## Written instruction
Every record must be transcribed in its entirety, apart from the images, which are to be omitted.

## Data rows
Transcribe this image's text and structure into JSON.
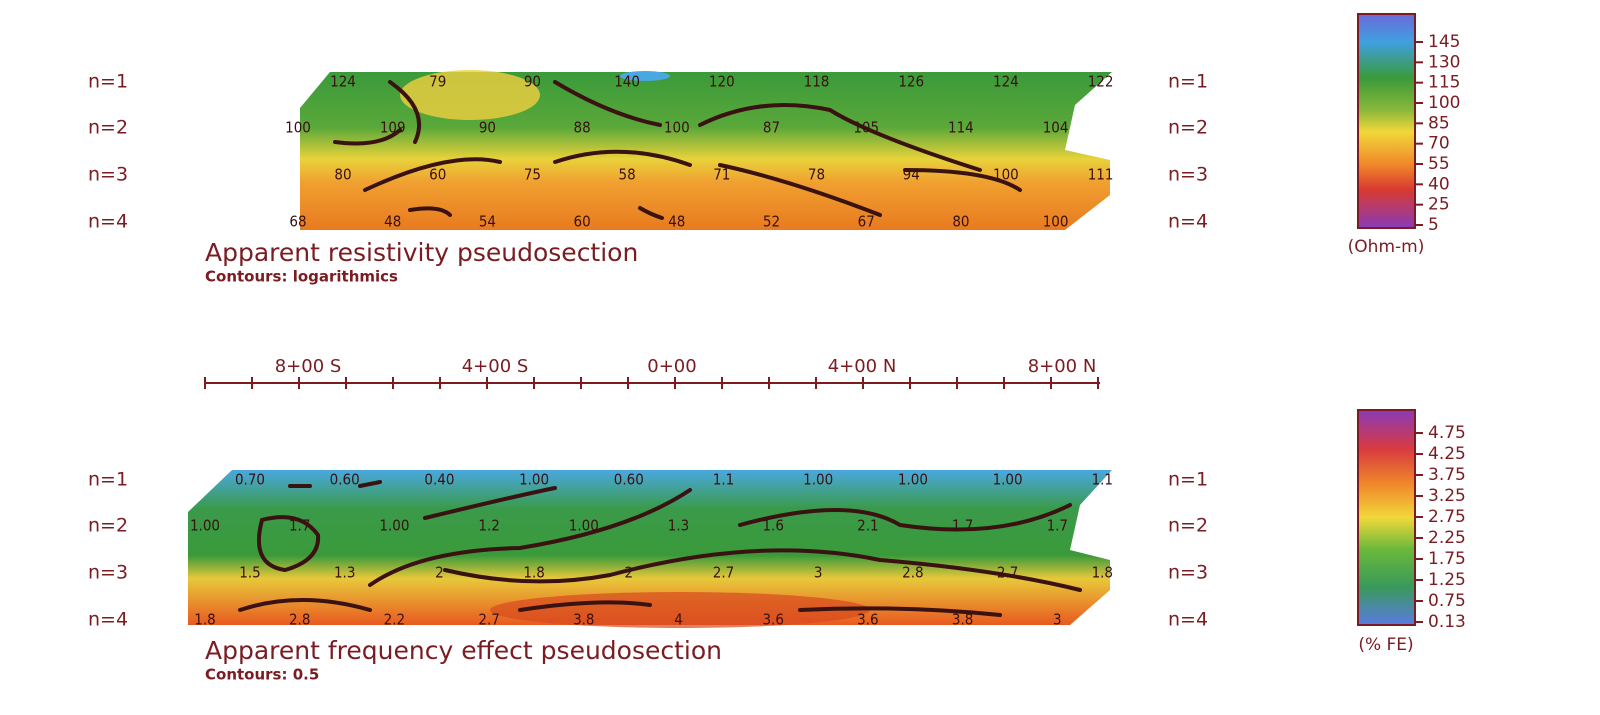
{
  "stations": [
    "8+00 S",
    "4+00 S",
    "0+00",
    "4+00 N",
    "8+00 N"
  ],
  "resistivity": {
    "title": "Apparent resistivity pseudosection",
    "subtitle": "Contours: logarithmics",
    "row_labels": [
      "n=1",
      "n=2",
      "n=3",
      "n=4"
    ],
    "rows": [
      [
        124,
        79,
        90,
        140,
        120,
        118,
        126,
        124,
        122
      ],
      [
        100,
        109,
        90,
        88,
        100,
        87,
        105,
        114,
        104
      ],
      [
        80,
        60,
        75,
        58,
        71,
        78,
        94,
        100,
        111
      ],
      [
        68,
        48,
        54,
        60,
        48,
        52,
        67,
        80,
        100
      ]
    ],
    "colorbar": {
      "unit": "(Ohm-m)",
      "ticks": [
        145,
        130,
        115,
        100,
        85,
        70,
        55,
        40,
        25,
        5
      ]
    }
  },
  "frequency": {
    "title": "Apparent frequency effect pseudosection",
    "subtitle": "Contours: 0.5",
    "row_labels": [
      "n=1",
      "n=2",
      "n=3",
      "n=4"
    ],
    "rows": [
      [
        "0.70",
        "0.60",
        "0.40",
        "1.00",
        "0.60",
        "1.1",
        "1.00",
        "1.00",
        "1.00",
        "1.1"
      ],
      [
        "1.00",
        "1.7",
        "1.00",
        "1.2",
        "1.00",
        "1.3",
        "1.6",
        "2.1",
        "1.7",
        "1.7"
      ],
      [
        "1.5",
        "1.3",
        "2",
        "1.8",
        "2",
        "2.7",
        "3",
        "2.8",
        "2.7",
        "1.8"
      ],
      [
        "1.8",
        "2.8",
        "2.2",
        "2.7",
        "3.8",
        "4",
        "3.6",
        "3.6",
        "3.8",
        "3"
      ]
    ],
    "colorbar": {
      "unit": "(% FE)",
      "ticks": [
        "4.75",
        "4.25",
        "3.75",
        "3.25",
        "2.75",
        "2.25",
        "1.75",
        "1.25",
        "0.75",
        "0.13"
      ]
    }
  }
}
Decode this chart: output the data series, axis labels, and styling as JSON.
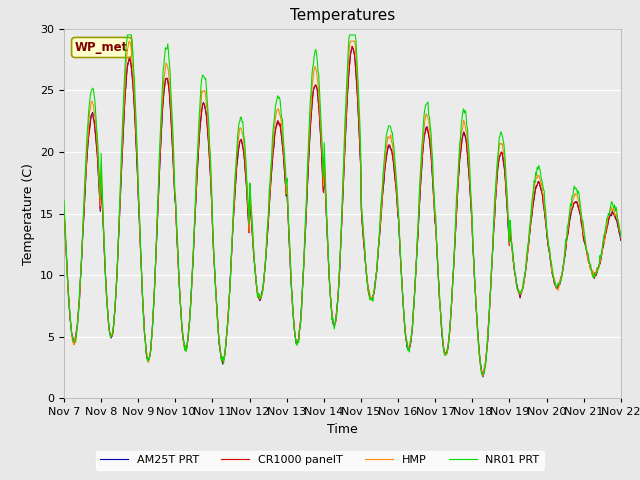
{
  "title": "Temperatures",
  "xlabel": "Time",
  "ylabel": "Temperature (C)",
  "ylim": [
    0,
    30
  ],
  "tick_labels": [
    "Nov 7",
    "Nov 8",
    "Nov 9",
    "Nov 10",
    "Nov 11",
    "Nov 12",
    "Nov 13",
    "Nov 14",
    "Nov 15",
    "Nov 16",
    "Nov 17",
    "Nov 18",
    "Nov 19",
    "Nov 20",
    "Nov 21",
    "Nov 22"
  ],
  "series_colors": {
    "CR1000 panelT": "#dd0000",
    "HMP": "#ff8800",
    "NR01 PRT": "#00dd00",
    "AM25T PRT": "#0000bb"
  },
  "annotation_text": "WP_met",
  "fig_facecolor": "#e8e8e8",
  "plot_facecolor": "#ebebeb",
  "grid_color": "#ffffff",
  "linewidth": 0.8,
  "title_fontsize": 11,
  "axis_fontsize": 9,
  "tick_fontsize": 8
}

## Complete answer
Transcribe this image's text and structure into JSON.
{
  "stations": [
    "8+00 S",
    "4+00 S",
    "0+00",
    "4+00 N",
    "8+00 N"
  ],
  "resistivity": {
    "title": "Apparent resistivity pseudosection",
    "subtitle": "Contours: logarithmics",
    "row_labels": [
      "n=1",
      "n=2",
      "n=3",
      "n=4"
    ],
    "rows": [
      [
        124,
        79,
        90,
        140,
        120,
        118,
        126,
        124,
        122
      ],
      [
        100,
        109,
        90,
        88,
        100,
        87,
        105,
        114,
        104
      ],
      [
        80,
        60,
        75,
        58,
        71,
        78,
        94,
        100,
        111
      ],
      [
        68,
        48,
        54,
        60,
        48,
        52,
        67,
        80,
        100
      ]
    ],
    "colorbar": {
      "unit": "(Ohm-m)",
      "ticks": [
        145,
        130,
        115,
        100,
        85,
        70,
        55,
        40,
        25,
        5
      ]
    }
  },
  "frequency": {
    "title": "Apparent frequency effect pseudosection",
    "subtitle": "Contours: 0.5",
    "row_labels": [
      "n=1",
      "n=2",
      "n=3",
      "n=4"
    ],
    "rows": [
      [
        "0.70",
        "0.60",
        "0.40",
        "1.00",
        "0.60",
        "1.1",
        "1.00",
        "1.00",
        "1.00",
        "1.1"
      ],
      [
        "1.00",
        "1.7",
        "1.00",
        "1.2",
        "1.00",
        "1.3",
        "1.6",
        "2.1",
        "1.7",
        "1.7"
      ],
      [
        "1.5",
        "1.3",
        "2",
        "1.8",
        "2",
        "2.7",
        "3",
        "2.8",
        "2.7",
        "1.8"
      ],
      [
        "1.8",
        "2.8",
        "2.2",
        "2.7",
        "3.8",
        "4",
        "3.6",
        "3.6",
        "3.8",
        "3"
      ]
    ],
    "colorbar": {
      "unit": "(% FE)",
      "ticks": [
        "4.75",
        "4.25",
        "3.75",
        "3.25",
        "2.75",
        "2.25",
        "1.75",
        "1.25",
        "0.75",
        "0.13"
      ]
    }
  }
}
Decode this chart: output the data series, axis labels, and styling as JSON.
{
  "title": "Temperatures",
  "xlabel": "Time",
  "ylabel": "Temperature (C)",
  "ylim": [
    0,
    30
  ],
  "tick_labels": [
    "Nov 7",
    "Nov 8",
    "Nov 9",
    "Nov 10",
    "Nov 11",
    "Nov 12",
    "Nov 13",
    "Nov 14",
    "Nov 15",
    "Nov 16",
    "Nov 17",
    "Nov 18",
    "Nov 19",
    "Nov 20",
    "Nov 21",
    "Nov 22"
  ],
  "series_colors": {
    "CR1000 panelT": "#dd0000",
    "HMP": "#ff8800",
    "NR01 PRT": "#00dd00",
    "AM25T PRT": "#0000bb"
  },
  "annotation_text": "WP_met",
  "fig_facecolor": "#e8e8e8",
  "plot_facecolor": "#ebebeb",
  "grid_color": "#ffffff",
  "linewidth": 0.8,
  "title_fontsize": 11,
  "axis_fontsize": 9,
  "tick_fontsize": 8
}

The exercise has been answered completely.